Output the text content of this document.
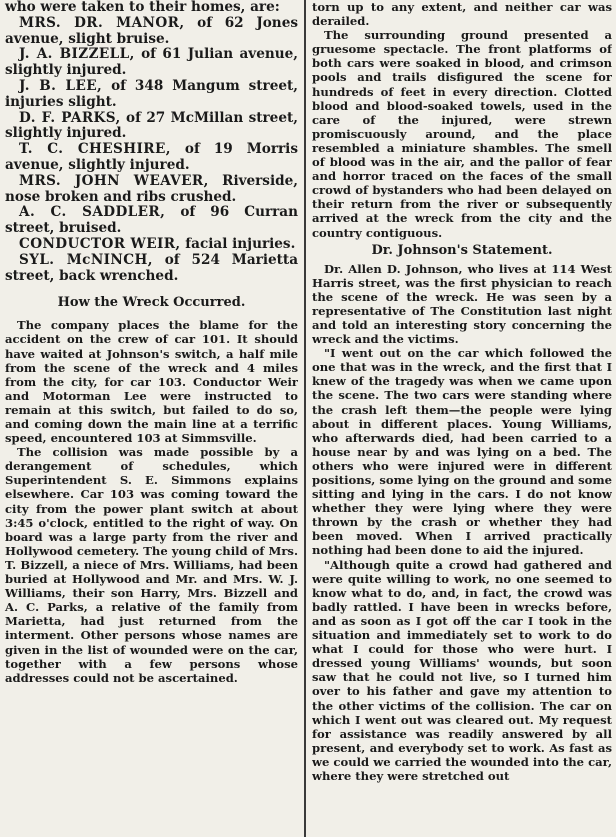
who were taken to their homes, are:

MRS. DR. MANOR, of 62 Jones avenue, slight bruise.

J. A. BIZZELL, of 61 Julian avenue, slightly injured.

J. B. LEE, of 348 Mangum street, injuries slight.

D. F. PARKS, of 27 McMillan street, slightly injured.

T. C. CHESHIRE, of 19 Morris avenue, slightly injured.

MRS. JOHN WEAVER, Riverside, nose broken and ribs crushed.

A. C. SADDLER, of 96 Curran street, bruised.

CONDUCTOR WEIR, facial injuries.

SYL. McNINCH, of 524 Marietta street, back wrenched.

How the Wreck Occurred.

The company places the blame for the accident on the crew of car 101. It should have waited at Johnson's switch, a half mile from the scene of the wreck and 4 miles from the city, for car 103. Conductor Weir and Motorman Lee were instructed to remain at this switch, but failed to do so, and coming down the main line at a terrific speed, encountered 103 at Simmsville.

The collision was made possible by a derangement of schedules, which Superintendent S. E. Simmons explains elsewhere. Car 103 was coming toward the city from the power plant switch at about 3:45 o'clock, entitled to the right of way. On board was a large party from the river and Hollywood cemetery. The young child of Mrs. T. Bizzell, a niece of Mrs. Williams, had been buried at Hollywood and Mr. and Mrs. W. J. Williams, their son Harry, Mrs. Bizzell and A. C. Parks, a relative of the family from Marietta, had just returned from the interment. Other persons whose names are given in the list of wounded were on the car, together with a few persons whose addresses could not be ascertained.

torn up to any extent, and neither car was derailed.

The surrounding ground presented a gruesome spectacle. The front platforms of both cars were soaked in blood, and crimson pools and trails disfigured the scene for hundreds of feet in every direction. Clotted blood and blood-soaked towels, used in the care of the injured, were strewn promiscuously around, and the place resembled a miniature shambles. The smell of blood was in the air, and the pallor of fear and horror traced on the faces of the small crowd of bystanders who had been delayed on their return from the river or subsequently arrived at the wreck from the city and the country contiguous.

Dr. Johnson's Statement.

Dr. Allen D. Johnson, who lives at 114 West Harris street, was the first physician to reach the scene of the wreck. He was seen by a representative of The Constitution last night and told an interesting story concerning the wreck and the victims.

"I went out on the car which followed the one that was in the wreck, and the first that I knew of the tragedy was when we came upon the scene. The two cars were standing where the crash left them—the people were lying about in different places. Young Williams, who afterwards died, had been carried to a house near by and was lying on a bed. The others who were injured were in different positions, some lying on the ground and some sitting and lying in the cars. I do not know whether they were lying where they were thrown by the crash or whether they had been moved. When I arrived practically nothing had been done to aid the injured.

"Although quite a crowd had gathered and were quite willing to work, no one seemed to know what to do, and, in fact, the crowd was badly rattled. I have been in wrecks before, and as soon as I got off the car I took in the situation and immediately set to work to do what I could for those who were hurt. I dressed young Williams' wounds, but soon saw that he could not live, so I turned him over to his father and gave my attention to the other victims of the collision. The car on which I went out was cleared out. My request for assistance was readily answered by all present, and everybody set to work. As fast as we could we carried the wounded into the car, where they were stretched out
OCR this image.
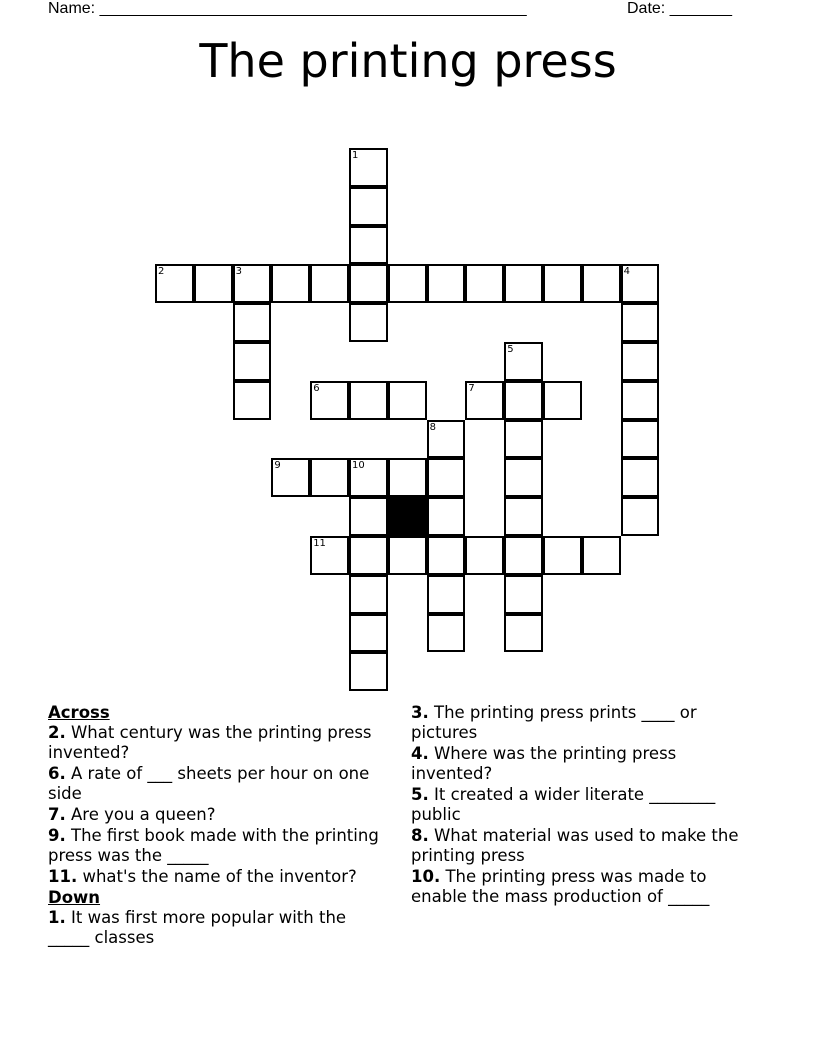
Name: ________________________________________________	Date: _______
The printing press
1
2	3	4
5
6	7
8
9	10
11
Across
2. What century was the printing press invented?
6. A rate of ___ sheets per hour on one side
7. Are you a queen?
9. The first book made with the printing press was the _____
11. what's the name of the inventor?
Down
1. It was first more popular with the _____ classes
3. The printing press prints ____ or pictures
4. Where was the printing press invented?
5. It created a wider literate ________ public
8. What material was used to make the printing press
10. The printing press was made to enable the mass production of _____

--

Report how many lines in the listing above include the word "used". Give nothing but the number.

2